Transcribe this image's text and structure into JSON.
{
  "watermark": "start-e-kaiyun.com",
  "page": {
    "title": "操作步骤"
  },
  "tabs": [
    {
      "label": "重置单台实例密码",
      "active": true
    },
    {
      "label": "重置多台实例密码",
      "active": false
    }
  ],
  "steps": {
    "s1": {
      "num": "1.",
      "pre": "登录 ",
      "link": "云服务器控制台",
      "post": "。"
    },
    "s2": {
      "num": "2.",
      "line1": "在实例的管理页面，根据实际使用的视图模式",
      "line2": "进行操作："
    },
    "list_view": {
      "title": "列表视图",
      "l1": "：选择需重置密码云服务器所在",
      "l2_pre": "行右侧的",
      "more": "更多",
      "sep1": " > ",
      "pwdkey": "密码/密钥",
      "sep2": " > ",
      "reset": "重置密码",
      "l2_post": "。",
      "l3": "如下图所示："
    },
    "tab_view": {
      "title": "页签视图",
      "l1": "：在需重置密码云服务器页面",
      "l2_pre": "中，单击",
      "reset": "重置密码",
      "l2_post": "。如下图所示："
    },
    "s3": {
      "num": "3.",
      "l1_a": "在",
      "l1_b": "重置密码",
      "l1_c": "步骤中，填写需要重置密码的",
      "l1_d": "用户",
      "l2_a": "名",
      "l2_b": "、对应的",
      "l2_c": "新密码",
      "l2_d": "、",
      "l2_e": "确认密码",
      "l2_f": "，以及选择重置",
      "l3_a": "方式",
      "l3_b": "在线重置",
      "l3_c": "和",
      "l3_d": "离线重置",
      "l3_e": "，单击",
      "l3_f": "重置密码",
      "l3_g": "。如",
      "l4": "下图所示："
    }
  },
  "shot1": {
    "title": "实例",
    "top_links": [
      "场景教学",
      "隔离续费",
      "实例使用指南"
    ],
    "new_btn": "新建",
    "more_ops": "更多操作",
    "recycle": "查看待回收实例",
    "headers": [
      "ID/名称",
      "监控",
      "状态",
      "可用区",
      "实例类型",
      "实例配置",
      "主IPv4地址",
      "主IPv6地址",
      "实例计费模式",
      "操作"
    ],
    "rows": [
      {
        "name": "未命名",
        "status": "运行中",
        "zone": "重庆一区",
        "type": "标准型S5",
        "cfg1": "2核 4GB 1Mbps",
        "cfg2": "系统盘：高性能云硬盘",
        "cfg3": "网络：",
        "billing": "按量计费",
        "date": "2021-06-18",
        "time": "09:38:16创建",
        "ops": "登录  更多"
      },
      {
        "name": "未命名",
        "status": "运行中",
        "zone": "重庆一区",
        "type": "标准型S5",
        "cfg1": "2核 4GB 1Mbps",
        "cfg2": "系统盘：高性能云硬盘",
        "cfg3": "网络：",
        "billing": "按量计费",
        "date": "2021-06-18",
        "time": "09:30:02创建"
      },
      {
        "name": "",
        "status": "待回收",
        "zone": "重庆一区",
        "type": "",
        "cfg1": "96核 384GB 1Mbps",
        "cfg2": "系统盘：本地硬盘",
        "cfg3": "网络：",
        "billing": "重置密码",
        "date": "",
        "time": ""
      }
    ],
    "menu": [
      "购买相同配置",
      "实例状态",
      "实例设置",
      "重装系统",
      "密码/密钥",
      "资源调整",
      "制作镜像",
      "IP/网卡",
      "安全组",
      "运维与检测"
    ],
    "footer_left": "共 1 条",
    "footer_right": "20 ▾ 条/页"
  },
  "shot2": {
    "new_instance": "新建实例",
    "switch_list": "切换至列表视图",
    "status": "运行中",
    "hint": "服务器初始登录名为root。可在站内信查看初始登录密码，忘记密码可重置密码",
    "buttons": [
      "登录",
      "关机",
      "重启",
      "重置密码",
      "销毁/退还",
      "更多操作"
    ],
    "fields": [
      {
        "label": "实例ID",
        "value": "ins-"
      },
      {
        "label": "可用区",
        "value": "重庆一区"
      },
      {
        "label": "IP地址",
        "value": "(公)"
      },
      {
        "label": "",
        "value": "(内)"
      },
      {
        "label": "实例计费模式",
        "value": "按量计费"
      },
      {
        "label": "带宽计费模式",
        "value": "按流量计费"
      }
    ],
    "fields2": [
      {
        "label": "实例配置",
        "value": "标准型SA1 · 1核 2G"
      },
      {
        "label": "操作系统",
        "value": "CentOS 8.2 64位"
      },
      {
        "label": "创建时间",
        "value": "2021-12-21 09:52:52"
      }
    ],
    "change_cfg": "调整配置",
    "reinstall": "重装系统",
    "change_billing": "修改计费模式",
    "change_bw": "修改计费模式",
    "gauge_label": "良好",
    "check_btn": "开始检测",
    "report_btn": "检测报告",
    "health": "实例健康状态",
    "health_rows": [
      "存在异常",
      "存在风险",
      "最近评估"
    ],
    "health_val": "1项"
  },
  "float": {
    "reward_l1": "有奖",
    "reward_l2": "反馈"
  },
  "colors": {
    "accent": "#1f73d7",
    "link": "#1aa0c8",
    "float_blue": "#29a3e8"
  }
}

Task => Transcribe the data above in full, exactly.

Written reply =>
Transcribe this image's text and structure into JSON.
{
  "watermark": "start-e-kaiyun.com",
  "page": {
    "title": "操作步骤"
  },
  "tabs": [
    {
      "label": "重置单台实例密码",
      "active": true
    },
    {
      "label": "重置多台实例密码",
      "active": false
    }
  ],
  "steps": {
    "s1": {
      "num": "1.",
      "pre": "登录 ",
      "link": "云服务器控制台",
      "post": "。"
    },
    "s2": {
      "num": "2.",
      "line1": "在实例的管理页面，根据实际使用的视图模式",
      "line2": "进行操作："
    },
    "list_view": {
      "title": "列表视图",
      "l1": "：选择需重置密码云服务器所在",
      "l2_pre": "行右侧的",
      "more": "更多",
      "sep1": " > ",
      "pwdkey": "密码/密钥",
      "sep2": " > ",
      "reset": "重置密码",
      "l2_post": "。",
      "l3": "如下图所示："
    },
    "tab_view": {
      "title": "页签视图",
      "l1": "：在需重置密码云服务器页面",
      "l2_pre": "中，单击",
      "reset": "重置密码",
      "l2_post": "。如下图所示："
    },
    "s3": {
      "num": "3.",
      "l1_a": "在",
      "l1_b": "重置密码",
      "l1_c": "步骤中，填写需要重置密码的",
      "l1_d": "用户",
      "l2_a": "名",
      "l2_b": "、对应的",
      "l2_c": "新密码",
      "l2_d": "、",
      "l2_e": "确认密码",
      "l2_f": "，以及选择重置",
      "l3_a": "方式",
      "l3_b": "在线重置",
      "l3_c": "和",
      "l3_d": "离线重置",
      "l3_e": "，单击",
      "l3_f": "重置密码",
      "l3_g": "。如",
      "l4": "下图所示："
    }
  },
  "shot1": {
    "title": "实例",
    "top_links": [
      "场景教学",
      "隔离续费",
      "实例使用指南"
    ],
    "new_btn": "新建",
    "more_ops": "更多操作",
    "recycle": "查看待回收实例",
    "headers": [
      "ID/名称",
      "监控",
      "状态",
      "可用区",
      "实例类型",
      "实例配置",
      "主IPv4地址",
      "主IPv6地址",
      "实例计费模式",
      "操作"
    ],
    "rows": [
      {
        "name": "未命名",
        "status": "运行中",
        "zone": "重庆一区",
        "type": "标准型S5",
        "cfg1": "2核 4GB 1Mbps",
        "cfg2": "系统盘：高性能云硬盘",
        "cfg3": "网络：",
        "billing": "按量计费",
        "date": "2021-06-18",
        "time": "09:38:16创建",
        "ops": "登录  更多"
      },
      {
        "name": "未命名",
        "status": "运行中",
        "zone": "重庆一区",
        "type": "标准型S5",
        "cfg1": "2核 4GB 1Mbps",
        "cfg2": "系统盘：高性能云硬盘",
        "cfg3": "网络：",
        "billing": "按量计费",
        "date": "2021-06-18",
        "time": "09:30:02创建"
      },
      {
        "name": "",
        "status": "待回收",
        "zone": "重庆一区",
        "type": "",
        "cfg1": "96核 384GB 1Mbps",
        "cfg2": "系统盘：本地硬盘",
        "cfg3": "网络：",
        "billing": "重置密码",
        "date": "",
        "time": ""
      }
    ],
    "menu": [
      "购买相同配置",
      "实例状态",
      "实例设置",
      "重装系统",
      "密码/密钥",
      "资源调整",
      "制作镜像",
      "IP/网卡",
      "安全组",
      "运维与检测"
    ],
    "footer_left": "共 1 条",
    "footer_right": "20 ▾ 条/页"
  },
  "shot2": {
    "new_instance": "新建实例",
    "switch_list": "切换至列表视图",
    "status": "运行中",
    "hint": "服务器初始登录名为root。可在站内信查看初始登录密码，忘记密码可重置密码",
    "buttons": [
      "登录",
      "关机",
      "重启",
      "重置密码",
      "销毁/退还",
      "更多操作"
    ],
    "fields": [
      {
        "label": "实例ID",
        "value": "ins-"
      },
      {
        "label": "可用区",
        "value": "重庆一区"
      },
      {
        "label": "IP地址",
        "value": "(公)"
      },
      {
        "label": "",
        "value": "(内)"
      },
      {
        "label": "实例计费模式",
        "value": "按量计费"
      },
      {
        "label": "带宽计费模式",
        "value": "按流量计费"
      }
    ],
    "fields2": [
      {
        "label": "实例配置",
        "value": "标准型SA1 · 1核 2G"
      },
      {
        "label": "操作系统",
        "value": "CentOS 8.2 64位"
      },
      {
        "label": "创建时间",
        "value": "2021-12-21 09:52:52"
      }
    ],
    "change_cfg": "调整配置",
    "reinstall": "重装系统",
    "change_billing": "修改计费模式",
    "change_bw": "修改计费模式",
    "gauge_label": "良好",
    "check_btn": "开始检测",
    "report_btn": "检测报告",
    "health": "实例健康状态",
    "health_rows": [
      "存在异常",
      "存在风险",
      "最近评估"
    ],
    "health_val": "1项"
  },
  "float": {
    "reward_l1": "有奖",
    "reward_l2": "反馈"
  },
  "colors": {
    "accent": "#1f73d7",
    "link": "#1aa0c8",
    "float_blue": "#29a3e8"
  }
}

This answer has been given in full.